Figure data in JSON
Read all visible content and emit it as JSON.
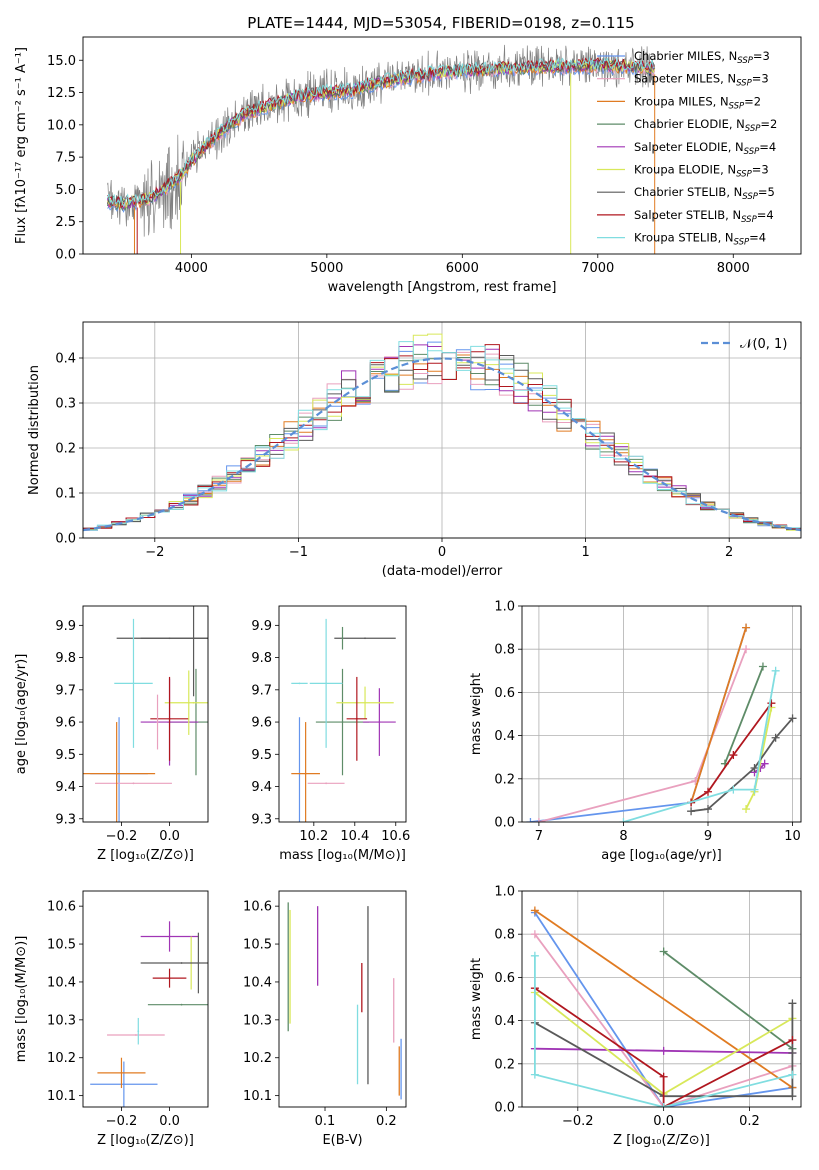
{
  "colors": {
    "chabrier_miles": "#6495ED",
    "salpeter_miles": "#E9A0BE",
    "kroupa_miles": "#E07B22",
    "chabrier_elodie": "#5E8C68",
    "salpeter_elodie": "#A035B5",
    "kroupa_elodie": "#D8E85A",
    "chabrier_stelib": "#5A5A5A",
    "salpeter_stelib": "#B0171F",
    "kroupa_stelib": "#80DDE0",
    "normal_dash": "#5B8FD6",
    "data": "#808080"
  },
  "chart_data": [
    {
      "type": "line",
      "title": "PLATE=1444, MJD=53054, FIBERID=0198, z=0.115",
      "xlabel": "wavelength [Angstrom, rest frame]",
      "ylabel": "Flux [fλ10⁻¹⁷ erg cm⁻² s⁻¹ A⁻¹]",
      "xlim": [
        3200,
        8500
      ],
      "ylim": [
        0,
        16.8
      ],
      "xticks": [
        "4000",
        "5000",
        "6000",
        "7000",
        "8000"
      ],
      "yticks": [
        "0.0",
        "2.5",
        "5.0",
        "7.5",
        "10.0",
        "12.5",
        "15.0"
      ],
      "x_range_data": [
        3380,
        7420
      ],
      "spectrum_shape": {
        "x": [
          3380,
          3500,
          3700,
          3900,
          4000,
          4200,
          4400,
          4600,
          4800,
          5000,
          5200,
          5400,
          5600,
          5800,
          6000,
          6200,
          6400,
          6600,
          6800,
          7000,
          7200,
          7420
        ],
        "y": [
          4.0,
          3.9,
          4.3,
          5.8,
          7.2,
          9.3,
          10.9,
          11.6,
          12.2,
          12.5,
          12.7,
          13.3,
          13.7,
          14.0,
          14.2,
          14.3,
          14.4,
          14.5,
          14.5,
          14.6,
          14.5,
          14.4
        ]
      },
      "legend_position": "upper right",
      "legend": [
        {
          "label": "Chabrier MILES, N",
          "sub": "SSP",
          "suffix": "=3",
          "color": "#6495ED"
        },
        {
          "label": "Salpeter MILES, N",
          "sub": "SSP",
          "suffix": "=3",
          "color": "#E9A0BE"
        },
        {
          "label": "Kroupa MILES, N",
          "sub": "SSP",
          "suffix": "=2",
          "color": "#E07B22"
        },
        {
          "label": "Chabrier ELODIE, N",
          "sub": "SSP",
          "suffix": "=2",
          "color": "#5E8C68"
        },
        {
          "label": "Salpeter ELODIE, N",
          "sub": "SSP",
          "suffix": "=4",
          "color": "#A035B5"
        },
        {
          "label": "Kroupa ELODIE, N",
          "sub": "SSP",
          "suffix": "=3",
          "color": "#D8E85A"
        },
        {
          "label": "Chabrier STELIB, N",
          "sub": "SSP",
          "suffix": "=5",
          "color": "#5A5A5A"
        },
        {
          "label": "Salpeter STELIB, N",
          "sub": "SSP",
          "suffix": "=4",
          "color": "#B0171F"
        },
        {
          "label": "Kroupa STELIB, N",
          "sub": "SSP",
          "suffix": "=4",
          "color": "#80DDE0"
        }
      ]
    },
    {
      "type": "area",
      "xlabel": "(data-model)/error",
      "ylabel": "Normed distribution",
      "xlim": [
        -2.5,
        2.5
      ],
      "ylim": [
        0,
        0.48
      ],
      "xticks": [
        "−2",
        "−1",
        "0",
        "1",
        "2"
      ],
      "yticks": [
        "0.0",
        "0.1",
        "0.2",
        "0.3",
        "0.4"
      ],
      "grid": true,
      "legend_label": "𝒩(0, 1)",
      "legend_position": "upper right",
      "bin_width": 0.1,
      "bin_start": -2.5
    },
    {
      "type": "scatter",
      "xlabel": "Z [log₁₀(Z/Z⊙)]",
      "ylabel": "age  [log₁₀(age/yr)]",
      "xlim": [
        -0.36,
        0.16
      ],
      "ylim": [
        9.29,
        9.96
      ],
      "xticks": [
        "−0.2",
        "0.0"
      ],
      "yticks": [
        "9.3",
        "9.4",
        "9.5",
        "9.6",
        "9.7",
        "9.8",
        "9.9"
      ],
      "points": [
        {
          "x": -0.21,
          "y": 9.44,
          "xerr": 0.12,
          "yerr": 0.35,
          "color": "#6495ED"
        },
        {
          "x": -0.15,
          "y": 9.41,
          "xerr": 0.16,
          "yerr": 0.0,
          "color": "#E9A0BE"
        },
        {
          "x": -0.22,
          "y": 9.44,
          "xerr": 0.16,
          "yerr": 0.32,
          "color": "#E07B22"
        },
        {
          "x": 0.11,
          "y": 9.6,
          "xerr": 0.12,
          "yerr": 0.33,
          "color": "#5E8C68"
        },
        {
          "x": 0.0,
          "y": 9.6,
          "xerr": 0.12,
          "yerr": 0.27,
          "color": "#A035B5"
        },
        {
          "x": 0.1,
          "y": 9.66,
          "xerr": 0.12,
          "yerr": 0.0,
          "color": "#D8E85A"
        },
        {
          "x": 0.0,
          "y": 9.86,
          "xerr": 0.22,
          "yerr": 0.0,
          "color": "#5A5A5A"
        },
        {
          "x": 0.1,
          "y": 9.86,
          "xerr": 0.22,
          "yerr": 0.36,
          "color": "#5A5A5A"
        },
        {
          "x": 0.0,
          "y": 9.61,
          "xerr": 0.08,
          "yerr": 0.26,
          "color": "#B0171F"
        },
        {
          "x": -0.15,
          "y": 9.72,
          "xerr": 0.08,
          "yerr": 0.4,
          "color": "#80DDE0"
        },
        {
          "x": -0.05,
          "y": 9.6,
          "xerr": 0.0,
          "yerr": 0.17,
          "color": "#E9A0BE"
        },
        {
          "x": 0.08,
          "y": 9.66,
          "xerr": 0.0,
          "yerr": 0.2,
          "color": "#D8E85A"
        }
      ]
    },
    {
      "type": "scatter",
      "xlabel": "mass [log₁₀(M/M⊙)]",
      "ylabel": "",
      "xlim": [
        10.03,
        10.65
      ],
      "ylim": [
        9.29,
        9.96
      ],
      "xticks": [
        "10.2",
        "10.4",
        "10.6"
      ],
      "yticks": [
        "9.3",
        "9.4",
        "9.5",
        "9.6",
        "9.7",
        "9.8",
        "9.9"
      ],
      "points": [
        {
          "x": 10.13,
          "y": 9.44,
          "xerr": 0.0,
          "yerr": 0.35,
          "color": "#6495ED"
        },
        {
          "x": 10.26,
          "y": 9.41,
          "xerr": 0.09,
          "yerr": 0.0,
          "color": "#E9A0BE"
        },
        {
          "x": 10.16,
          "y": 9.44,
          "xerr": 0.07,
          "yerr": 0.32,
          "color": "#E07B22"
        },
        {
          "x": 10.34,
          "y": 9.6,
          "xerr": 0.13,
          "yerr": 0.33,
          "color": "#5E8C68"
        },
        {
          "x": 10.52,
          "y": 9.6,
          "xerr": 0.08,
          "yerr": 0.21,
          "color": "#A035B5"
        },
        {
          "x": 10.45,
          "y": 9.66,
          "xerr": 0.14,
          "yerr": 0.1,
          "color": "#D8E85A"
        },
        {
          "x": 10.45,
          "y": 9.86,
          "xerr": 0.15,
          "yerr": 0.0,
          "color": "#5A5A5A"
        },
        {
          "x": 10.41,
          "y": 9.61,
          "xerr": 0.05,
          "yerr": 0.26,
          "color": "#B0171F"
        },
        {
          "x": 10.26,
          "y": 9.72,
          "xerr": 0.08,
          "yerr": 0.4,
          "color": "#80DDE0"
        },
        {
          "x": 10.13,
          "y": 9.72,
          "xerr": 0.04,
          "yerr": 0.0,
          "color": "#80DDE0"
        },
        {
          "x": 10.34,
          "y": 9.86,
          "xerr": 0.0,
          "yerr": 0.07,
          "color": "#5E8C68"
        }
      ]
    },
    {
      "type": "line",
      "xlabel": "age  [log₁₀(age/yr)]",
      "ylabel": "mass weight",
      "xlim": [
        6.8,
        10.1
      ],
      "ylim": [
        0,
        1.0
      ],
      "xticks": [
        "7",
        "8",
        "9",
        "10"
      ],
      "yticks": [
        "0.0",
        "0.2",
        "0.4",
        "0.6",
        "0.8",
        "1.0"
      ],
      "grid": true,
      "series": [
        {
          "color": "#6495ED",
          "x": [
            6.9,
            8.8,
            9.45
          ],
          "y": [
            0.0,
            0.09,
            0.9
          ]
        },
        {
          "color": "#E9A0BE",
          "x": [
            7.0,
            8.85,
            9.45
          ],
          "y": [
            0.0,
            0.19,
            0.8
          ]
        },
        {
          "color": "#E07B22",
          "x": [
            8.8,
            9.45
          ],
          "y": [
            0.09,
            0.9
          ]
        },
        {
          "color": "#5E8C68",
          "x": [
            9.2,
            9.65
          ],
          "y": [
            0.27,
            0.72
          ]
        },
        {
          "color": "#A035B5",
          "x": [
            9.55,
            9.62,
            9.67
          ],
          "y": [
            0.23,
            0.25,
            0.27
          ]
        },
        {
          "color": "#D8E85A",
          "x": [
            9.45,
            9.55,
            9.75
          ],
          "y": [
            0.06,
            0.14,
            0.53
          ]
        },
        {
          "color": "#5A5A5A",
          "x": [
            8.8,
            9.0,
            9.55,
            9.8,
            10.0
          ],
          "y": [
            0.05,
            0.06,
            0.25,
            0.39,
            0.48
          ]
        },
        {
          "color": "#B0171F",
          "x": [
            8.8,
            9.0,
            9.3,
            9.75
          ],
          "y": [
            0.09,
            0.14,
            0.31,
            0.55
          ]
        },
        {
          "color": "#80DDE0",
          "x": [
            8.0,
            9.3,
            9.55,
            9.8
          ],
          "y": [
            0.0,
            0.15,
            0.15,
            0.7
          ]
        }
      ]
    },
    {
      "type": "scatter",
      "xlabel": "Z [log₁₀(Z/Z⊙)]",
      "ylabel": "mass [log₁₀(M/M⊙)]",
      "xlim": [
        -0.36,
        0.16
      ],
      "ylim": [
        10.07,
        10.64
      ],
      "xticks": [
        "−0.2",
        "0.0"
      ],
      "yticks": [
        "10.1",
        "10.2",
        "10.3",
        "10.4",
        "10.5",
        "10.6"
      ],
      "points": [
        {
          "x": -0.19,
          "y": 10.13,
          "xerr": 0.14,
          "yerr": 0.12,
          "color": "#6495ED"
        },
        {
          "x": -0.2,
          "y": 10.16,
          "xerr": 0.1,
          "yerr": 0.08,
          "color": "#E07B22"
        },
        {
          "x": -0.14,
          "y": 10.26,
          "xerr": 0.12,
          "yerr": 0.0,
          "color": "#E9A0BE"
        },
        {
          "x": 0.05,
          "y": 10.34,
          "xerr": 0.14,
          "yerr": 0.0,
          "color": "#5E8C68"
        },
        {
          "x": 0.0,
          "y": 10.52,
          "xerr": 0.12,
          "yerr": 0.08,
          "color": "#A035B5"
        },
        {
          "x": 0.09,
          "y": 10.45,
          "xerr": 0.0,
          "yerr": 0.14,
          "color": "#D8E85A"
        },
        {
          "x": 0.05,
          "y": 10.45,
          "xerr": 0.17,
          "yerr": 0.0,
          "color": "#5A5A5A"
        },
        {
          "x": 0.12,
          "y": 10.45,
          "xerr": 0.0,
          "yerr": 0.16,
          "color": "#5A5A5A"
        },
        {
          "x": 0.0,
          "y": 10.41,
          "xerr": 0.07,
          "yerr": 0.05,
          "color": "#B0171F"
        },
        {
          "x": -0.13,
          "y": 10.27,
          "xerr": 0.0,
          "yerr": 0.07,
          "color": "#80DDE0"
        }
      ]
    },
    {
      "type": "scatter",
      "xlabel": "E(B-V)",
      "ylabel": "",
      "xlim": [
        0.025,
        0.232
      ],
      "ylim": [
        10.07,
        10.64
      ],
      "xticks": [
        "0.1",
        "0.2"
      ],
      "yticks": [
        "10.1",
        "10.2",
        "10.3",
        "10.4",
        "10.5",
        "10.6"
      ],
      "segments": [
        {
          "x": 0.04,
          "y0": 10.27,
          "y1": 10.61,
          "color": "#5E8C68"
        },
        {
          "x": 0.043,
          "y0": 10.29,
          "y1": 10.59,
          "color": "#D8E85A"
        },
        {
          "x": 0.088,
          "y0": 10.39,
          "y1": 10.6,
          "color": "#A035B5"
        },
        {
          "x": 0.153,
          "y0": 10.13,
          "y1": 10.34,
          "color": "#80DDE0"
        },
        {
          "x": 0.16,
          "y0": 10.32,
          "y1": 10.45,
          "color": "#B0171F"
        },
        {
          "x": 0.17,
          "y0": 10.13,
          "y1": 10.6,
          "color": "#5A5A5A"
        },
        {
          "x": 0.212,
          "y0": 10.24,
          "y1": 10.41,
          "color": "#E9A0BE"
        },
        {
          "x": 0.221,
          "y0": 10.1,
          "y1": 10.23,
          "color": "#E07B22"
        },
        {
          "x": 0.224,
          "y0": 10.09,
          "y1": 10.25,
          "color": "#6495ED"
        }
      ]
    },
    {
      "type": "line",
      "xlabel": "Z [log₁₀(Z/Z⊙)]",
      "ylabel": "mass weight",
      "xlim": [
        -0.33,
        0.32
      ],
      "ylim": [
        0,
        1.0
      ],
      "xticks": [
        "−0.2",
        "0.0",
        "0.2"
      ],
      "yticks": [
        "0.0",
        "0.2",
        "0.4",
        "0.6",
        "0.8",
        "1.0"
      ],
      "grid": true,
      "series": [
        {
          "color": "#6495ED",
          "x": [
            -0.3,
            0.0,
            0.3
          ],
          "y": [
            0.9,
            0.0,
            0.09
          ]
        },
        {
          "color": "#E9A0BE",
          "x": [
            -0.3,
            0.0,
            0.3
          ],
          "y": [
            0.8,
            0.0,
            0.19
          ]
        },
        {
          "color": "#E07B22",
          "x": [
            -0.3,
            0.3
          ],
          "y": [
            0.91,
            0.09
          ]
        },
        {
          "color": "#5E8C68",
          "x": [
            0.0,
            0.3
          ],
          "y": [
            0.72,
            0.27
          ]
        },
        {
          "color": "#A035B5",
          "x": [
            -0.3,
            0.0,
            0.3
          ],
          "y": [
            0.27,
            0.26,
            0.25
          ]
        },
        {
          "color": "#D8E85A",
          "x": [
            -0.3,
            0.0,
            0.3
          ],
          "y": [
            0.53,
            0.06,
            0.41
          ]
        },
        {
          "color": "#5A5A5A",
          "x": [
            -0.3,
            0.0,
            0.3,
            0.3,
            0.3
          ],
          "y": [
            0.39,
            0.05,
            0.05,
            0.25,
            0.48
          ]
        },
        {
          "color": "#B0171F",
          "x": [
            -0.3,
            0.0,
            0.0,
            0.3
          ],
          "y": [
            0.55,
            0.14,
            0.0,
            0.31
          ]
        },
        {
          "color": "#80DDE0",
          "x": [
            -0.3,
            -0.3,
            0.0,
            0.3
          ],
          "y": [
            0.7,
            0.15,
            0.0,
            0.15
          ]
        }
      ]
    }
  ]
}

▶ [Directions for this task]: Pick out each line containing "mass" and report it.

▶ [Solution]:
      "xlabel": "mass [log₁₀(M/M⊙)]",
      "ylabel": "mass weight",
      "ylabel": "mass [log₁₀(M/M⊙)]",
      "ylabel": "mass weight",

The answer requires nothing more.